Stated task »
What is the number of lines containing the word "Time"? Please answer with that number and nothing more.

# START OF Dataset content

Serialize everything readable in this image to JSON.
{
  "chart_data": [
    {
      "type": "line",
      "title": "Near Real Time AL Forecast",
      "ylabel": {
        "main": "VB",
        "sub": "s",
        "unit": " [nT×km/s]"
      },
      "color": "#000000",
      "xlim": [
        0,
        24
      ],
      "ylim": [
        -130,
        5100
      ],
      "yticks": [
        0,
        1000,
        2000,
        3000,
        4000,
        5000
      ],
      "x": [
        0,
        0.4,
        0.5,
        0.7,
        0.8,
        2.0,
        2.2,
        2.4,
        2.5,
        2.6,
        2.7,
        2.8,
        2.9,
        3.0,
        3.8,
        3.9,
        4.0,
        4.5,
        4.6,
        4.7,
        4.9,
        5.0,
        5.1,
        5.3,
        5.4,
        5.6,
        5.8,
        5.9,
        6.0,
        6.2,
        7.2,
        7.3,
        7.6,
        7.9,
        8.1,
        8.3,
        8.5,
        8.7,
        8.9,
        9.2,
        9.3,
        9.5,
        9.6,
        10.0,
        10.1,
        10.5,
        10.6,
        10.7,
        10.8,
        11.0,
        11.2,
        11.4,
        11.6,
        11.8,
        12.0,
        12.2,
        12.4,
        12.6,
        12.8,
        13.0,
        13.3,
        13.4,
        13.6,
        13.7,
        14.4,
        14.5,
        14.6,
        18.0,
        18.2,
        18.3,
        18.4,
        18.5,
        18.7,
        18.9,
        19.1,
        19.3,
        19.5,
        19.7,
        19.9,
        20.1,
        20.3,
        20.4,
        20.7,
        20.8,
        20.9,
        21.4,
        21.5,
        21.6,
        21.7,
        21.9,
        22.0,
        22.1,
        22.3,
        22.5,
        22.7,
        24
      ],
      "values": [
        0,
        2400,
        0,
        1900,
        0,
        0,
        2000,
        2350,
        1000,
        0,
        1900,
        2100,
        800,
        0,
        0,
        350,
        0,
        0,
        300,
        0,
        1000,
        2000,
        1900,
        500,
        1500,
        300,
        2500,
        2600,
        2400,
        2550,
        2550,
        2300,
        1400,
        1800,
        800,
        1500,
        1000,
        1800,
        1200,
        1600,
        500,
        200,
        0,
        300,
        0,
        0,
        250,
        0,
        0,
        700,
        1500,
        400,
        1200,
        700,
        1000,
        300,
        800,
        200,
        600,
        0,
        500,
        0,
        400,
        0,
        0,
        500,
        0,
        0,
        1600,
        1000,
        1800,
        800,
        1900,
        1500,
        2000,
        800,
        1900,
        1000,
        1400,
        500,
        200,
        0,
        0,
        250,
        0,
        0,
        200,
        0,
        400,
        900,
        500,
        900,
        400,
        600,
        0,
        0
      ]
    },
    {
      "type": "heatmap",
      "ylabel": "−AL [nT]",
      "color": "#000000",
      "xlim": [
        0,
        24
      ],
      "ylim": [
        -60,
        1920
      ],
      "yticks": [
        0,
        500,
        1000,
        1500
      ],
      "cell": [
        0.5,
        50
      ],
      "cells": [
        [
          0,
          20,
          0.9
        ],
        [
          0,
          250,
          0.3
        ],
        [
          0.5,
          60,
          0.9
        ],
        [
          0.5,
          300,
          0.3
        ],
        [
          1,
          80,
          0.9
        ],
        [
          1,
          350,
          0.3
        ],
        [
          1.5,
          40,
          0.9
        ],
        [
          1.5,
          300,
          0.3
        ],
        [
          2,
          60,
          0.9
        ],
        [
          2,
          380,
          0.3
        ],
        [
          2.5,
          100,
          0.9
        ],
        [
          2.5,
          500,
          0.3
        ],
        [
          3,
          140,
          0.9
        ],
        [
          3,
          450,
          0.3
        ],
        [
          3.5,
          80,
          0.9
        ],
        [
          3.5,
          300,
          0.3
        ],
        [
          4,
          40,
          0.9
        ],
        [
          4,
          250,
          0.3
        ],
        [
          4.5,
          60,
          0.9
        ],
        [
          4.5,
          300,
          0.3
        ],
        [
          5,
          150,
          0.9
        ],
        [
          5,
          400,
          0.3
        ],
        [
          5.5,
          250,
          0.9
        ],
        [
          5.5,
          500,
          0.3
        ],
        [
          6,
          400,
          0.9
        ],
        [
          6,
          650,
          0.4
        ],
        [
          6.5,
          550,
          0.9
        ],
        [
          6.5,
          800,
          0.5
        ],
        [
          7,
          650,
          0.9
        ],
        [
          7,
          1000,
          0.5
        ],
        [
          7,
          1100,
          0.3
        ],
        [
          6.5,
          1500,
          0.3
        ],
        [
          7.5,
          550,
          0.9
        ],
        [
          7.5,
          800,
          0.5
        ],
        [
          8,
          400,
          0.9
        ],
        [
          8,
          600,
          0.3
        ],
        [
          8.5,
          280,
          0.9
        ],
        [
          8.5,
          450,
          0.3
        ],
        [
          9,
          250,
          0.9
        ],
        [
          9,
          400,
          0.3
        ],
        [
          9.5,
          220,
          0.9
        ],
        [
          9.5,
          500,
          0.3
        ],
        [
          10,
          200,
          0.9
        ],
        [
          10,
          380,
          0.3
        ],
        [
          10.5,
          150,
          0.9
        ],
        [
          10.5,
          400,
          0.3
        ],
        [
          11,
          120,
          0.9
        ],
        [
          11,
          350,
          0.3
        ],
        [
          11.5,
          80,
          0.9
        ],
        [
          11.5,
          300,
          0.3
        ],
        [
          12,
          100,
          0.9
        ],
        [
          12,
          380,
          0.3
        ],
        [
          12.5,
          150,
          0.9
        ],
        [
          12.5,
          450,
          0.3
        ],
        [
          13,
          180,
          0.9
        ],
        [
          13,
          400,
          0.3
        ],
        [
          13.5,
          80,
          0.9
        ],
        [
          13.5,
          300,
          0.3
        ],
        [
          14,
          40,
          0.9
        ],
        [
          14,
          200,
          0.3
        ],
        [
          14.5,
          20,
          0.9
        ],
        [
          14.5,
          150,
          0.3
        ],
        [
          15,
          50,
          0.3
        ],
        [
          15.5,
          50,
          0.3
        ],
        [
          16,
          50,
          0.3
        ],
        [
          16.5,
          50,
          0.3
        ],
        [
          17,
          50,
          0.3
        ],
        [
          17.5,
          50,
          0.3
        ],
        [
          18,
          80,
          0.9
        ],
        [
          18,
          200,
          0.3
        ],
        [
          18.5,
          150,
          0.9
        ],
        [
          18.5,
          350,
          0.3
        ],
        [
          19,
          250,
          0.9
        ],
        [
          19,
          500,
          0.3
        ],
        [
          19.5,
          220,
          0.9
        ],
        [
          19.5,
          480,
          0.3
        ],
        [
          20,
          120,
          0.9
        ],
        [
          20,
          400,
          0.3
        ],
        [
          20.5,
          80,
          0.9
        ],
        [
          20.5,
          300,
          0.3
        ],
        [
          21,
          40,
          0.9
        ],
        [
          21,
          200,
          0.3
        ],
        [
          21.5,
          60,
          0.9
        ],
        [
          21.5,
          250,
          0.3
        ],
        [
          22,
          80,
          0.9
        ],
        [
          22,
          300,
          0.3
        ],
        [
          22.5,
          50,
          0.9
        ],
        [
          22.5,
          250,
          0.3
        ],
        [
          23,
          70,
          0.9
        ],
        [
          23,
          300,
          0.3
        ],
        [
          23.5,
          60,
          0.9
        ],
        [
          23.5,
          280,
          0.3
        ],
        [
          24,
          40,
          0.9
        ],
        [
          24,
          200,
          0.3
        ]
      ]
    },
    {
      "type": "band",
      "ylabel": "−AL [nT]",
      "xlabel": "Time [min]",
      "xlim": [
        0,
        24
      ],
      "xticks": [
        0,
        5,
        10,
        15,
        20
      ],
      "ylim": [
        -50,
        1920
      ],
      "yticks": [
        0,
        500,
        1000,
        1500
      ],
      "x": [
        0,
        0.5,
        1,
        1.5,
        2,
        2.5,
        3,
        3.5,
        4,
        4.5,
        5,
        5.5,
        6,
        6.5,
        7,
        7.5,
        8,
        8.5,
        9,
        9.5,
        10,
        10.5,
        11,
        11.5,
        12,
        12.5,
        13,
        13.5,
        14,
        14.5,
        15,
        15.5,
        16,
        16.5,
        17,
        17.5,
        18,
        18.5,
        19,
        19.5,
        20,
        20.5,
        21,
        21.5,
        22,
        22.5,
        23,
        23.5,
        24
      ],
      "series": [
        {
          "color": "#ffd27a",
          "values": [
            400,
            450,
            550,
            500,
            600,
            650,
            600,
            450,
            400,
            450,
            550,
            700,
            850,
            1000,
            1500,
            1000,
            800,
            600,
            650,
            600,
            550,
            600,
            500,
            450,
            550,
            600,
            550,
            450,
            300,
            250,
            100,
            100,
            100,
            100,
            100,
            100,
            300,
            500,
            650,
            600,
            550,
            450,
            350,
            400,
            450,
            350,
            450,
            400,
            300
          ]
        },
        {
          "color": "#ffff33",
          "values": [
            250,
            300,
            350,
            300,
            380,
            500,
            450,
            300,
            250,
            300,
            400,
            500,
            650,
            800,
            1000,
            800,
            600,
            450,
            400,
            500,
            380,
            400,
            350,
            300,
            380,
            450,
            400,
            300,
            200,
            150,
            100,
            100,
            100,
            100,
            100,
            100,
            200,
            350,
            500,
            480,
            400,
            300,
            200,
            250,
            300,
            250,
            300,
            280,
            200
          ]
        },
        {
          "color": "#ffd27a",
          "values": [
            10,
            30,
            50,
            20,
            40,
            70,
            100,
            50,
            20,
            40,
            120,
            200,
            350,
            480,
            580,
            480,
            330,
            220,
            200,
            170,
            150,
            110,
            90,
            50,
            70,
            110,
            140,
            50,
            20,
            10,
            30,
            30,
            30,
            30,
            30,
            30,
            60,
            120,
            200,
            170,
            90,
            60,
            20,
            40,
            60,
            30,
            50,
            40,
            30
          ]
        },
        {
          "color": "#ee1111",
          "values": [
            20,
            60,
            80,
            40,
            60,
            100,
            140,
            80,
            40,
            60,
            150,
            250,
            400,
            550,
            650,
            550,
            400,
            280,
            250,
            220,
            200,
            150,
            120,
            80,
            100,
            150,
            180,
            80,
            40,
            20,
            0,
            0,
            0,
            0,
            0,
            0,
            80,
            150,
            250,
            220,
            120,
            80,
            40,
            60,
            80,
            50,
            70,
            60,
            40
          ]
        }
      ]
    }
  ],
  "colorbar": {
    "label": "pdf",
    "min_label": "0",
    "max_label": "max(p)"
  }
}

# END OF Dataset content

Task response »
2